%%

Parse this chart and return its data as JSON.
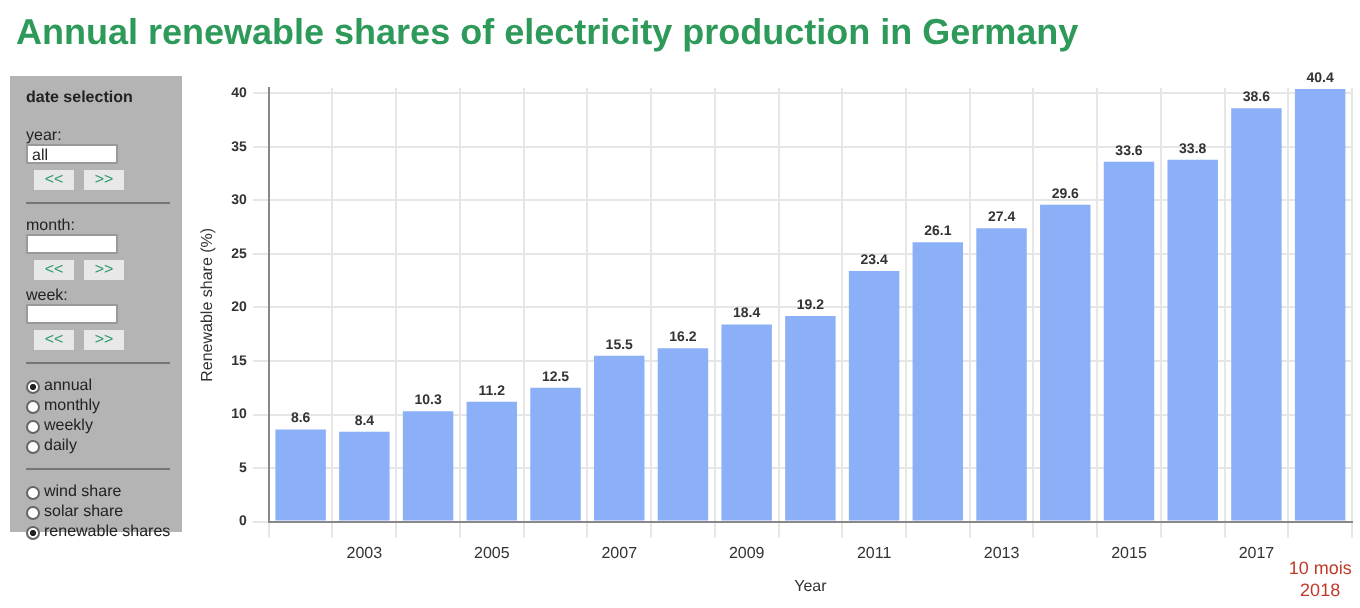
{
  "chart_data": [
    {
      "type": "other",
      "annotations": [
        "date selection",
        "year:",
        "all",
        "<<",
        ">>",
        "month:",
        "<<",
        ">>",
        "week:",
        "<<",
        ">>",
        "annual",
        "monthly",
        "weekly",
        "daily",
        "wind share",
        "solar share",
        "renewable shares"
      ]
    },
    {
      "type": "bar",
      "title": "Annual renewable shares of electricity production in Germany",
      "xlabel": "Year",
      "ylabel": "Renewable share (%)",
      "categories": [
        null,
        "2003",
        null,
        "2005",
        null,
        "2007",
        null,
        "2009",
        null,
        "2011",
        null,
        "2013",
        null,
        "2015",
        null,
        "2017",
        null
      ],
      "values": [
        8.6,
        8.4,
        10.3,
        11.2,
        12.5,
        15.5,
        16.2,
        18.4,
        19.2,
        23.4,
        26.1,
        27.4,
        29.6,
        33.6,
        33.8,
        38.6,
        40.4
      ],
      "color": "#8cb0f8",
      "ylim": [
        0,
        40.5
      ],
      "yticks": [
        0,
        5,
        10,
        15,
        20,
        25,
        30,
        35,
        40
      ],
      "grid": true,
      "data_labels": true,
      "annotations": [
        "10 mois 2018"
      ]
    }
  ]
}
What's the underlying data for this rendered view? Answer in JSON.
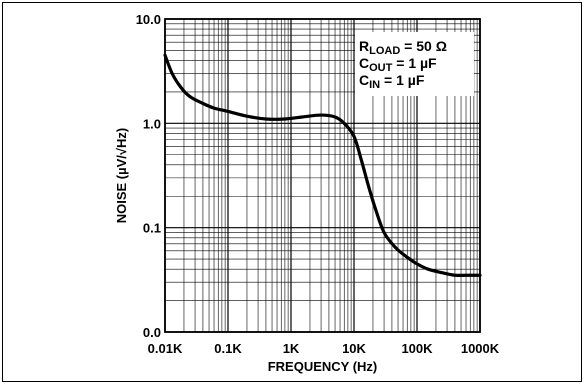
{
  "chart_data": {
    "type": "line",
    "xlabel": "FREQUENCY (Hz)",
    "ylabel": "NOISE (µV/√Hz)",
    "x_scale": "log",
    "y_scale": "log",
    "xlim": [
      10,
      1000000
    ],
    "ylim": [
      0.01,
      10
    ],
    "x_ticks": [
      10,
      100,
      1000,
      10000,
      100000,
      1000000
    ],
    "x_tick_labels": [
      "0.01K",
      "0.1K",
      "1K",
      "10K",
      "100K",
      "1000K"
    ],
    "y_ticks": [
      0.01,
      0.1,
      1,
      10
    ],
    "y_tick_labels": [
      "0.0",
      "0.1",
      "1.0",
      "10.0"
    ],
    "grid": true,
    "annotation": {
      "lines": [
        {
          "main": "R",
          "sub": "LOAD",
          "rest": " = 50 Ω"
        },
        {
          "main": "C",
          "sub": "OUT",
          "rest": " = 1 µF"
        },
        {
          "main": "C",
          "sub": "IN",
          "rest": " = 1 µF"
        }
      ],
      "placement": "top-right"
    },
    "series": [
      {
        "x": [
          10,
          13,
          18,
          25,
          40,
          60,
          100,
          200,
          400,
          800,
          1500,
          3000,
          5000,
          7000,
          10000,
          13000,
          17000,
          22000,
          30000,
          45000,
          70000,
          100000,
          150000,
          250000,
          400000,
          600000,
          1000000
        ],
        "y": [
          4.5,
          3.0,
          2.2,
          1.8,
          1.55,
          1.4,
          1.3,
          1.17,
          1.1,
          1.1,
          1.15,
          1.2,
          1.15,
          1.0,
          0.75,
          0.45,
          0.25,
          0.15,
          0.09,
          0.065,
          0.052,
          0.045,
          0.04,
          0.037,
          0.035,
          0.035,
          0.035
        ]
      }
    ]
  }
}
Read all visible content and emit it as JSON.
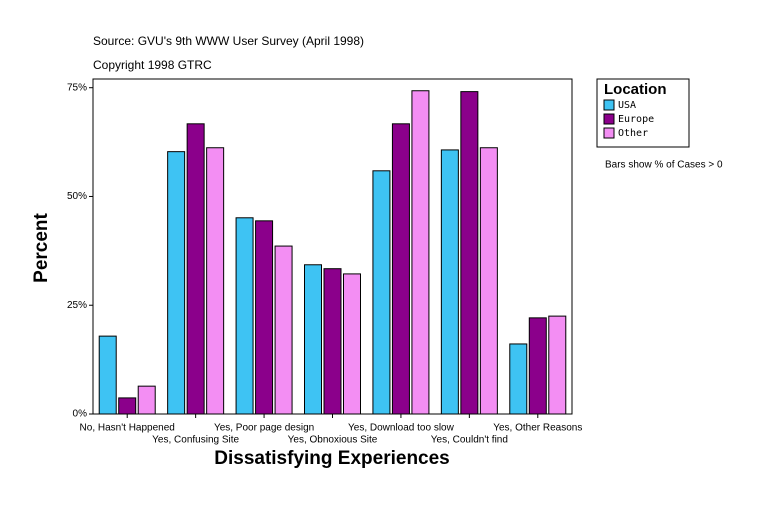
{
  "chart_data": {
    "type": "bar",
    "subtitle": "Source: GVU's 9th WWW User Survey (April 1998)",
    "copyright": "Copyright 1998 GTRC",
    "x_label": "Dissatisfying Experiences",
    "y_label": "Percent",
    "legend_title": "Location",
    "note": "Bars show % of Cases > 0",
    "categories": [
      "No, Hasn't Happened",
      "Yes, Confusing Site",
      "Yes, Poor page design",
      "Yes, Obnoxious Site",
      "Yes, Download too slow",
      "Yes, Couldn't find",
      "Yes, Other Reasons"
    ],
    "series": [
      {
        "name": "USA",
        "color": "#3ec3f3",
        "values": [
          17.9,
          60.3,
          45.1,
          34.3,
          55.9,
          60.7,
          16.1
        ]
      },
      {
        "name": "Europe",
        "color": "#8b008b",
        "values": [
          3.7,
          66.7,
          44.4,
          33.4,
          66.7,
          74.1,
          22.1
        ]
      },
      {
        "name": "Other",
        "color": "#f38ef3",
        "values": [
          6.4,
          61.2,
          38.6,
          32.2,
          74.3,
          61.2,
          22.5
        ]
      }
    ],
    "ylim": [
      0,
      77
    ],
    "yticks": [
      {
        "value": 0,
        "label": "0%"
      },
      {
        "value": 25,
        "label": "25%"
      },
      {
        "value": 50,
        "label": "50%"
      },
      {
        "value": 75,
        "label": "75%"
      }
    ],
    "grid": false,
    "legend": "top-right"
  }
}
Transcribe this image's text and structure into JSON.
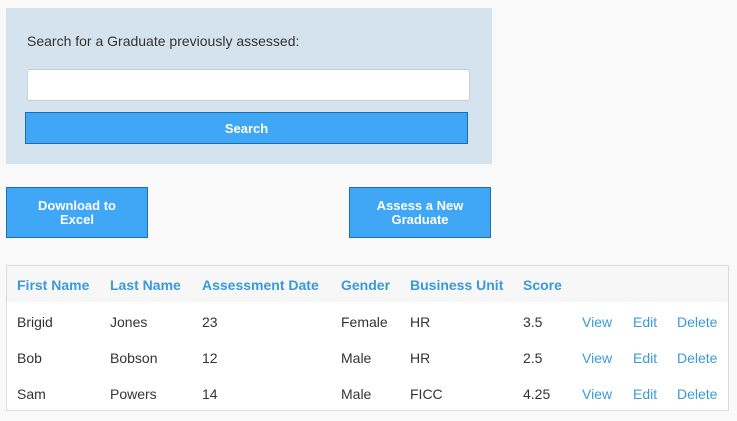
{
  "search": {
    "label": "Search for a Graduate previously assessed:",
    "input_value": "",
    "placeholder": "",
    "button_label": "Search"
  },
  "actions": {
    "download_label": "Download to Excel",
    "assess_label": "Assess a New Graduate"
  },
  "table": {
    "headers": [
      "First Name",
      "Last Name",
      "Assessment Date",
      "Gender",
      "Business Unit",
      "Score"
    ],
    "rows": [
      {
        "first": "Brigid",
        "last": "Jones",
        "date": "23",
        "gender": "Female",
        "unit": "HR",
        "score": "3.5",
        "view": "View",
        "edit": "Edit",
        "delete": "Delete"
      },
      {
        "first": "Bob",
        "last": "Bobson",
        "date": "12",
        "gender": "Male",
        "unit": "HR",
        "score": "2.5",
        "view": "View",
        "edit": "Edit",
        "delete": "Delete"
      },
      {
        "first": "Sam",
        "last": "Powers",
        "date": "14",
        "gender": "Male",
        "unit": "FICC",
        "score": "4.25",
        "view": "View",
        "edit": "Edit",
        "delete": "Delete"
      }
    ]
  },
  "colors": {
    "panel_background": "#d5e3ef",
    "button_blue": "#3fa7f5",
    "link_blue": "#3a9ad9"
  }
}
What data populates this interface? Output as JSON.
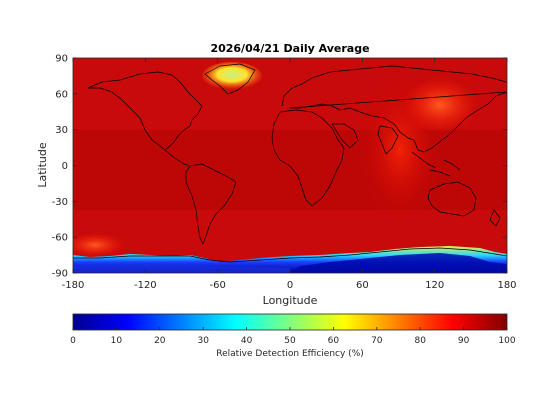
{
  "chart_data": {
    "type": "heatmap",
    "title": "2026/04/21 Daily Average",
    "xlabel": "Longitude",
    "ylabel": "Latitude",
    "xlim": [
      -180,
      180
    ],
    "ylim": [
      -90,
      90
    ],
    "xticks": [
      -180,
      -120,
      -60,
      0,
      60,
      120,
      180
    ],
    "yticks": [
      90,
      60,
      30,
      0,
      -30,
      -60,
      -90
    ],
    "colormap": "jet",
    "colorbar": {
      "label": "Relative Detection Efficiency (%)",
      "range": [
        0,
        100
      ],
      "ticks": [
        0,
        10,
        20,
        30,
        40,
        50,
        60,
        70,
        80,
        90,
        100
      ],
      "orientation": "horizontal",
      "position": "bottom"
    },
    "background_value": 97,
    "regions": [
      {
        "name": "Greenland",
        "lon": [
          -60,
          -20
        ],
        "lat": [
          62,
          84
        ],
        "value": 68
      },
      {
        "name": "Antarctica East",
        "lon": [
          60,
          180
        ],
        "lat": [
          -90,
          -68
        ],
        "value": 12
      },
      {
        "name": "Antarctica West",
        "lon": [
          -180,
          60
        ],
        "lat": [
          -90,
          -78
        ],
        "value": 20
      },
      {
        "name": "Southern Ocean ice edge",
        "lon": [
          -180,
          180
        ],
        "lat": [
          -78,
          -62
        ],
        "value": 88
      },
      {
        "name": "East Asia",
        "lon": [
          110,
          150
        ],
        "lat": [
          30,
          60
        ],
        "value": 87
      }
    ]
  }
}
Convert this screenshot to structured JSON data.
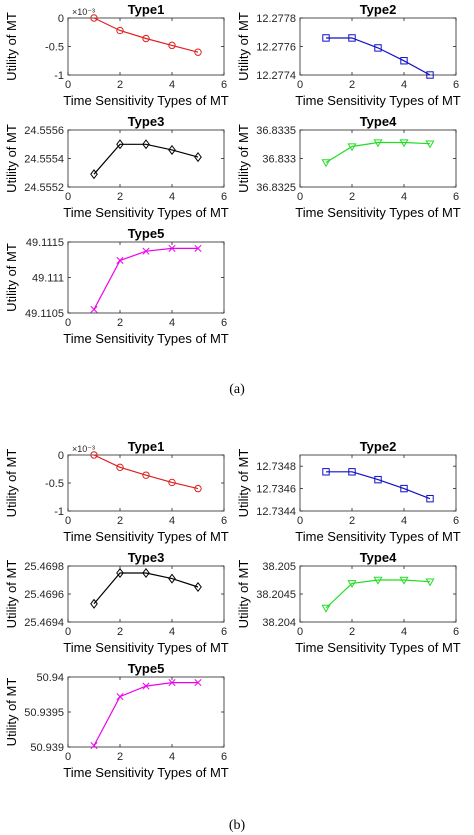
{
  "panels": [
    {
      "id": "a",
      "caption": "(a)"
    },
    {
      "id": "b",
      "caption": "(b)"
    }
  ],
  "chart_data": [
    {
      "panel": "a",
      "type": "line",
      "title": "Type1",
      "xlabel": "Time Sensitivity Types of MT",
      "ylabel": "Utility of MT",
      "color": "#e02020",
      "marker": "circle",
      "exponent_label": "×10⁻³",
      "x": [
        1,
        2,
        3,
        4,
        5
      ],
      "y": [
        0.0,
        -0.22,
        -0.36,
        -0.48,
        -0.6
      ],
      "xlim": [
        0,
        6
      ],
      "ylim": [
        -1,
        0
      ],
      "xticks": [
        0,
        2,
        4,
        6
      ],
      "xtick_labels": [
        "0",
        "2",
        "4",
        "6"
      ],
      "yticks": [
        0,
        -0.5,
        -1
      ],
      "ytick_labels": [
        "0",
        "-0.5",
        "-1"
      ]
    },
    {
      "panel": "a",
      "type": "line",
      "title": "Type2",
      "xlabel": "Time Sensitivity Types of MT",
      "ylabel": "Utility of MT",
      "color": "#1010c8",
      "marker": "square",
      "x": [
        1,
        2,
        3,
        4,
        5
      ],
      "y": [
        12.27766,
        12.27766,
        12.27759,
        12.2775,
        12.2774
      ],
      "xlim": [
        0,
        6
      ],
      "ylim": [
        12.2774,
        12.2778
      ],
      "xticks": [
        0,
        2,
        4,
        6
      ],
      "xtick_labels": [
        "0",
        "2",
        "4",
        "6"
      ],
      "yticks": [
        12.2778,
        12.2776,
        12.2774
      ],
      "ytick_labels": [
        "12.2778",
        "12.2776",
        "12.2774"
      ]
    },
    {
      "panel": "a",
      "type": "line",
      "title": "Type3",
      "xlabel": "Time Sensitivity Types of MT",
      "ylabel": "Utility of MT",
      "color": "#000000",
      "marker": "diamond",
      "x": [
        1,
        2,
        3,
        4,
        5
      ],
      "y": [
        24.55529,
        24.5555,
        24.5555,
        24.55546,
        24.55541
      ],
      "xlim": [
        0,
        6
      ],
      "ylim": [
        24.5552,
        24.5556
      ],
      "xticks": [
        0,
        2,
        4,
        6
      ],
      "xtick_labels": [
        "0",
        "2",
        "4",
        "6"
      ],
      "yticks": [
        24.5556,
        24.5554,
        24.5552
      ],
      "ytick_labels": [
        "24.5556",
        "24.5554",
        "24.5552"
      ]
    },
    {
      "panel": "a",
      "type": "line",
      "title": "Type4",
      "xlabel": "Time Sensitivity Types of MT",
      "ylabel": "Utility of MT",
      "color": "#22dd22",
      "marker": "triangle-down",
      "x": [
        1,
        2,
        3,
        4,
        5
      ],
      "y": [
        36.83293,
        36.83321,
        36.83328,
        36.83328,
        36.83326
      ],
      "xlim": [
        0,
        6
      ],
      "ylim": [
        36.8325,
        36.8335
      ],
      "xticks": [
        0,
        2,
        4,
        6
      ],
      "xtick_labels": [
        "0",
        "2",
        "4",
        "6"
      ],
      "yticks": [
        36.8335,
        36.833,
        36.8325
      ],
      "ytick_labels": [
        "36.8335",
        "36.833",
        "36.8325"
      ]
    },
    {
      "panel": "a",
      "type": "line",
      "title": "Type5",
      "xlabel": "Time Sensitivity Types of MT",
      "ylabel": "Utility of MT",
      "color": "#ee00ee",
      "marker": "x",
      "x": [
        1,
        2,
        3,
        4,
        5
      ],
      "y": [
        49.11055,
        49.11124,
        49.11137,
        49.11141,
        49.11141
      ],
      "xlim": [
        0,
        6
      ],
      "ylim": [
        49.1105,
        49.1115
      ],
      "xticks": [
        0,
        2,
        4,
        6
      ],
      "xtick_labels": [
        "0",
        "2",
        "4",
        "6"
      ],
      "yticks": [
        49.1115,
        49.111,
        49.1105
      ],
      "ytick_labels": [
        "49.1115",
        "49.111",
        "49.1105"
      ]
    },
    {
      "panel": "b",
      "type": "line",
      "title": "Type1",
      "xlabel": "Time Sensitivity Types of MT",
      "ylabel": "Utility of MT",
      "color": "#e02020",
      "marker": "circle",
      "exponent_label": "×10⁻³",
      "x": [
        1,
        2,
        3,
        4,
        5
      ],
      "y": [
        0.0,
        -0.22,
        -0.36,
        -0.49,
        -0.6
      ],
      "xlim": [
        0,
        6
      ],
      "ylim": [
        -1,
        0
      ],
      "xticks": [
        0,
        2,
        4,
        6
      ],
      "xtick_labels": [
        "0",
        "2",
        "4",
        "6"
      ],
      "yticks": [
        0,
        -0.5,
        -1
      ],
      "ytick_labels": [
        "0",
        "-0.5",
        "-1"
      ]
    },
    {
      "panel": "b",
      "type": "line",
      "title": "Type2",
      "xlabel": "Time Sensitivity Types of MT",
      "ylabel": "Utility of MT",
      "color": "#1010c8",
      "marker": "square",
      "x": [
        1,
        2,
        3,
        4,
        5
      ],
      "y": [
        12.73475,
        12.73475,
        12.73468,
        12.7346,
        12.73451
      ],
      "xlim": [
        0,
        6
      ],
      "ylim": [
        12.7344,
        12.7349
      ],
      "xticks": [
        0,
        2,
        4,
        6
      ],
      "xtick_labels": [
        "0",
        "2",
        "4",
        "6"
      ],
      "yticks": [
        12.7348,
        12.7346,
        12.7344
      ],
      "ytick_labels": [
        "12.7348",
        "12.7346",
        "12.7344"
      ]
    },
    {
      "panel": "b",
      "type": "line",
      "title": "Type3",
      "xlabel": "Time Sensitivity Types of MT",
      "ylabel": "Utility of MT",
      "color": "#000000",
      "marker": "diamond",
      "x": [
        1,
        2,
        3,
        4,
        5
      ],
      "y": [
        25.46953,
        25.46975,
        25.46975,
        25.46971,
        25.46965
      ],
      "xlim": [
        0,
        6
      ],
      "ylim": [
        25.4694,
        25.4698
      ],
      "xticks": [
        0,
        2,
        4,
        6
      ],
      "xtick_labels": [
        "0",
        "2",
        "4",
        "6"
      ],
      "yticks": [
        25.4698,
        25.4696,
        25.4694
      ],
      "ytick_labels": [
        "25.4698",
        "25.4696",
        "25.4694"
      ]
    },
    {
      "panel": "b",
      "type": "line",
      "title": "Type4",
      "xlabel": "Time Sensitivity Types of MT",
      "ylabel": "Utility of MT",
      "color": "#22dd22",
      "marker": "triangle-down",
      "x": [
        1,
        2,
        3,
        4,
        5
      ],
      "y": [
        38.20425,
        38.20469,
        38.20475,
        38.20475,
        38.20472
      ],
      "xlim": [
        0,
        6
      ],
      "ylim": [
        38.204,
        38.205
      ],
      "xticks": [
        0,
        2,
        4,
        6
      ],
      "xtick_labels": [
        "0",
        "2",
        "4",
        "6"
      ],
      "yticks": [
        38.205,
        38.2045,
        38.204
      ],
      "ytick_labels": [
        "38.205",
        "38.2045",
        "38.204"
      ]
    },
    {
      "panel": "b",
      "type": "line",
      "title": "Type5",
      "xlabel": "Time Sensitivity Types of MT",
      "ylabel": "Utility of MT",
      "color": "#ee00ee",
      "marker": "x",
      "x": [
        1,
        2,
        3,
        4,
        5
      ],
      "y": [
        50.93902,
        50.93972,
        50.93987,
        50.93992,
        50.93992
      ],
      "xlim": [
        0,
        6
      ],
      "ylim": [
        50.939,
        50.94
      ],
      "xticks": [
        0,
        2,
        4,
        6
      ],
      "xtick_labels": [
        "0",
        "2",
        "4",
        "6"
      ],
      "yticks": [
        50.94,
        50.9395,
        50.939
      ],
      "ytick_labels": [
        "50.94",
        "50.9395",
        "50.939"
      ]
    }
  ]
}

%%

- JOB:
Say how many lines of the data include the word "true". Respond with the number alone.

- FINAL ANSWER:
3